(Stored data)
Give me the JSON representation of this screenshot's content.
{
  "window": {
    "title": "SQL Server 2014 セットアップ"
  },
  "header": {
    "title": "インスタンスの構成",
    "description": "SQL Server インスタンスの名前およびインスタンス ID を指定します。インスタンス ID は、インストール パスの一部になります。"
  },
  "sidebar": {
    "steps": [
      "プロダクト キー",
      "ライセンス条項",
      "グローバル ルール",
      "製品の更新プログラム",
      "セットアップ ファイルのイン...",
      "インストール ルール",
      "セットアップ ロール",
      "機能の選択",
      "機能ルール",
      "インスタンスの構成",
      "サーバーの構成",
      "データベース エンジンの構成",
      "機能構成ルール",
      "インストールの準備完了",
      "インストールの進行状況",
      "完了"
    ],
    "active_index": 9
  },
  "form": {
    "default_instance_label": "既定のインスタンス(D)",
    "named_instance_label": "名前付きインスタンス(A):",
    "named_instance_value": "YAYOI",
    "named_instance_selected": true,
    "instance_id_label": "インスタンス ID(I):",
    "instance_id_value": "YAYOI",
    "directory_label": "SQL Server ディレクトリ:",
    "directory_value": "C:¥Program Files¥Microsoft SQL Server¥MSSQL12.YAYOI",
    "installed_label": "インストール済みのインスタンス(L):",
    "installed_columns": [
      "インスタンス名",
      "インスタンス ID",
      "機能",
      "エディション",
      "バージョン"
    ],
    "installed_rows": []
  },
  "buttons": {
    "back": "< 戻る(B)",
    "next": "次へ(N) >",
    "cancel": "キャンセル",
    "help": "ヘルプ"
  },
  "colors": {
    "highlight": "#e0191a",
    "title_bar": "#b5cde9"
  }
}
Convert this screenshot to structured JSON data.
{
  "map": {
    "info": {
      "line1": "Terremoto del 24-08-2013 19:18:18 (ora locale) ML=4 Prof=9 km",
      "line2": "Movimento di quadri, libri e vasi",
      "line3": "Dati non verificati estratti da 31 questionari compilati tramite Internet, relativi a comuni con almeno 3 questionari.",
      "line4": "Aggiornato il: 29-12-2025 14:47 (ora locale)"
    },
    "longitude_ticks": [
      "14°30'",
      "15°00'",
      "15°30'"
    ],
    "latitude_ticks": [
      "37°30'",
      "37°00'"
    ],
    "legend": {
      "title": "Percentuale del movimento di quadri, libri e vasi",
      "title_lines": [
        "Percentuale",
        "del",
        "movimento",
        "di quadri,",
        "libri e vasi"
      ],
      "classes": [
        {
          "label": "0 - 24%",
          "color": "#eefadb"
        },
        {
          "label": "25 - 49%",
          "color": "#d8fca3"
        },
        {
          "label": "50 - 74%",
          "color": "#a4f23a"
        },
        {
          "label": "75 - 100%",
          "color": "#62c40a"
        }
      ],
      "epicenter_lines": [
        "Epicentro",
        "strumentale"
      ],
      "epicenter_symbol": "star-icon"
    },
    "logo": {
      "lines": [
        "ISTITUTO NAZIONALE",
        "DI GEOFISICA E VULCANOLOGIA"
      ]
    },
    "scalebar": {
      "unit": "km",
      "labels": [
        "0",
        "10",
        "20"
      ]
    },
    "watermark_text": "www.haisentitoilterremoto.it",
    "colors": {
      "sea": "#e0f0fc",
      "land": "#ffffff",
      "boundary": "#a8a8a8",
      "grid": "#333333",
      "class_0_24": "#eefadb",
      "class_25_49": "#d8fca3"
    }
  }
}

● **TASK TO CARRY OUT**
Copy out all of the records shown above exactly.

● **THE RESPONSE**
Give me the JSON representation of this screenshot's content.
{
  "window": {
    "title": "SQL Server 2014 セットアップ"
  },
  "header": {
    "title": "インスタンスの構成",
    "description": "SQL Server インスタンスの名前およびインスタンス ID を指定します。インスタンス ID は、インストール パスの一部になります。"
  },
  "sidebar": {
    "steps": [
      "プロダクト キー",
      "ライセンス条項",
      "グローバル ルール",
      "製品の更新プログラム",
      "セットアップ ファイルのイン...",
      "インストール ルール",
      "セットアップ ロール",
      "機能の選択",
      "機能ルール",
      "インスタンスの構成",
      "サーバーの構成",
      "データベース エンジンの構成",
      "機能構成ルール",
      "インストールの準備完了",
      "インストールの進行状況",
      "完了"
    ],
    "active_index": 9
  },
  "form": {
    "default_instance_label": "既定のインスタンス(D)",
    "named_instance_label": "名前付きインスタンス(A):",
    "named_instance_value": "YAYOI",
    "named_instance_selected": true,
    "instance_id_label": "インスタンス ID(I):",
    "instance_id_value": "YAYOI",
    "directory_label": "SQL Server ディレクトリ:",
    "directory_value": "C:¥Program Files¥Microsoft SQL Server¥MSSQL12.YAYOI",
    "installed_label": "インストール済みのインスタンス(L):",
    "installed_columns": [
      "インスタンス名",
      "インスタンス ID",
      "機能",
      "エディション",
      "バージョン"
    ],
    "installed_rows": []
  },
  "buttons": {
    "back": "< 戻る(B)",
    "next": "次へ(N) >",
    "cancel": "キャンセル",
    "help": "ヘルプ"
  },
  "colors": {
    "highlight": "#e0191a",
    "title_bar": "#b5cde9"
  }
}
Convert this screenshot to structured JSON data.
{
  "map": {
    "info": {
      "line1": "Terremoto del 24-08-2013 19:18:18 (ora locale) ML=4 Prof=9 km",
      "line2": "Movimento di quadri, libri e vasi",
      "line3": "Dati non verificati estratti da 31 questionari compilati tramite Internet, relativi a comuni con almeno 3 questionari.",
      "line4": "Aggiornato il: 29-12-2025 14:47 (ora locale)"
    },
    "longitude_ticks": [
      "14°30'",
      "15°00'",
      "15°30'"
    ],
    "latitude_ticks": [
      "37°30'",
      "37°00'"
    ],
    "legend": {
      "title": "Percentuale del movimento di quadri, libri e vasi",
      "title_lines": [
        "Percentuale",
        "del",
        "movimento",
        "di quadri,",
        "libri e vasi"
      ],
      "classes": [
        {
          "label": "0 - 24%",
          "color": "#eefadb"
        },
        {
          "label": "25 - 49%",
          "color": "#d8fca3"
        },
        {
          "label": "50 - 74%",
          "color": "#a4f23a"
        },
        {
          "label": "75 - 100%",
          "color": "#62c40a"
        }
      ],
      "epicenter_lines": [
        "Epicentro",
        "strumentale"
      ],
      "epicenter_symbol": "star-icon"
    },
    "logo": {
      "lines": [
        "ISTITUTO NAZIONALE",
        "DI GEOFISICA E VULCANOLOGIA"
      ]
    },
    "scalebar": {
      "unit": "km",
      "labels": [
        "0",
        "10",
        "20"
      ]
    },
    "watermark_text": "www.haisentitoilterremoto.it",
    "colors": {
      "sea": "#e0f0fc",
      "land": "#ffffff",
      "boundary": "#a8a8a8",
      "grid": "#333333",
      "class_0_24": "#eefadb",
      "class_25_49": "#d8fca3"
    }
  }
}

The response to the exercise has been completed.